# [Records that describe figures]
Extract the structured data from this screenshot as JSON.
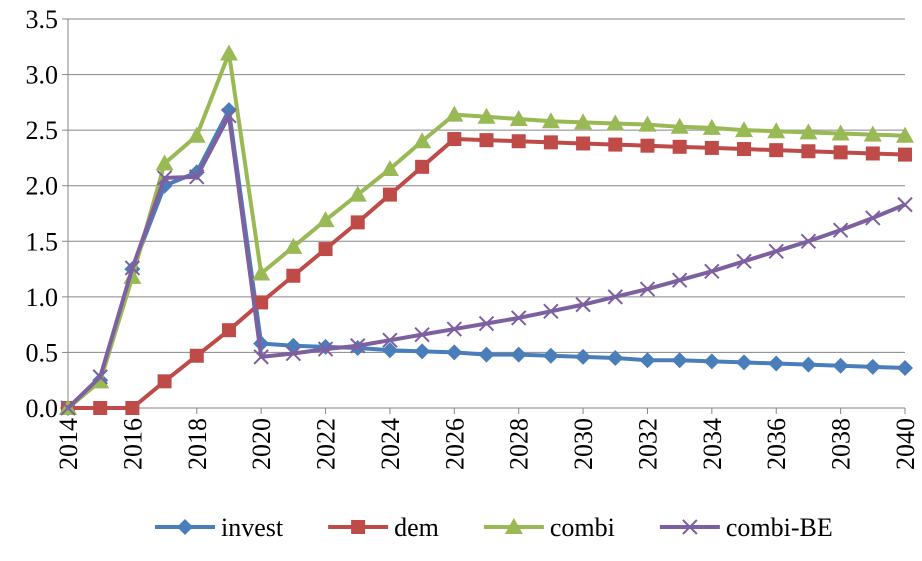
{
  "chart_data": {
    "type": "line",
    "x": [
      2014,
      2015,
      2016,
      2017,
      2018,
      2019,
      2020,
      2021,
      2022,
      2023,
      2024,
      2025,
      2026,
      2027,
      2028,
      2029,
      2030,
      2031,
      2032,
      2033,
      2034,
      2035,
      2036,
      2037,
      2038,
      2039,
      2040
    ],
    "xlim": [
      2014,
      2040
    ],
    "xticks": [
      2014,
      2016,
      2018,
      2020,
      2022,
      2024,
      2026,
      2028,
      2030,
      2032,
      2034,
      2036,
      2038,
      2040
    ],
    "ylim": [
      0,
      3.5
    ],
    "yticks": [
      {
        "value": 0,
        "label": "0.0"
      },
      {
        "value": 0.5,
        "label": "0.5"
      },
      {
        "value": 1,
        "label": "1.0"
      },
      {
        "value": 1.5,
        "label": "1.5"
      },
      {
        "value": 2,
        "label": "2.0"
      },
      {
        "value": 2.5,
        "label": "2.5"
      },
      {
        "value": 3,
        "label": "3.0"
      },
      {
        "value": 3.5,
        "label": "3.5"
      }
    ],
    "grid": true,
    "legend": "bottom",
    "series": [
      {
        "name": "invest",
        "color": "#4a7ebb",
        "marker": "diamond",
        "values": [
          0,
          0.25,
          1.25,
          2.0,
          2.12,
          2.68,
          0.58,
          0.56,
          0.55,
          0.54,
          0.52,
          0.51,
          0.5,
          0.48,
          0.48,
          0.47,
          0.46,
          0.45,
          0.43,
          0.43,
          0.42,
          0.41,
          0.4,
          0.39,
          0.38,
          0.37,
          0.36
        ]
      },
      {
        "name": "dem",
        "color": "#be4b48",
        "marker": "square",
        "values": [
          0,
          0,
          0,
          0.24,
          0.47,
          0.7,
          0.95,
          1.19,
          1.43,
          1.67,
          1.92,
          2.17,
          2.42,
          2.41,
          2.4,
          2.39,
          2.38,
          2.37,
          2.36,
          2.35,
          2.34,
          2.33,
          2.32,
          2.31,
          2.3,
          2.29,
          2.28
        ]
      },
      {
        "name": "combi",
        "color": "#98b954",
        "marker": "triangle",
        "values": [
          0,
          0.24,
          1.18,
          2.2,
          2.45,
          3.19,
          1.21,
          1.45,
          1.69,
          1.92,
          2.15,
          2.4,
          2.64,
          2.62,
          2.6,
          2.58,
          2.57,
          2.56,
          2.55,
          2.53,
          2.52,
          2.5,
          2.49,
          2.48,
          2.47,
          2.46,
          2.45
        ]
      },
      {
        "name": "combi-BE",
        "color": "#7d60a0",
        "marker": "x",
        "values": [
          0,
          0.28,
          1.26,
          2.07,
          2.08,
          2.63,
          0.46,
          0.49,
          0.53,
          0.56,
          0.61,
          0.66,
          0.71,
          0.76,
          0.81,
          0.87,
          0.93,
          1.0,
          1.07,
          1.15,
          1.23,
          1.32,
          1.41,
          1.5,
          1.6,
          1.71,
          1.83
        ]
      }
    ]
  }
}
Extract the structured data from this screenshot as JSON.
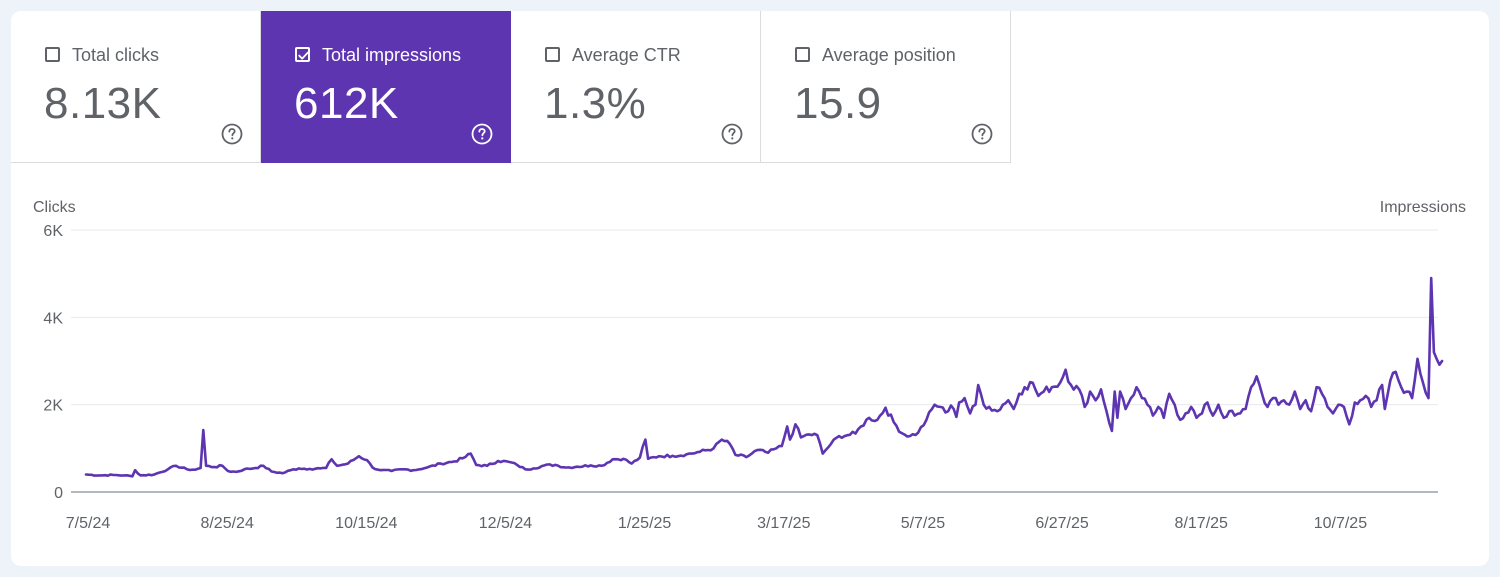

# [STATED PROBLEM]
Gather each line in these records that contains the string "color".

# [WORKED ANSWER]
        "color": "#4a7ebb",
        "color": "#be4b48",
        "color": "#98b954",
        "color": "#7d60a0",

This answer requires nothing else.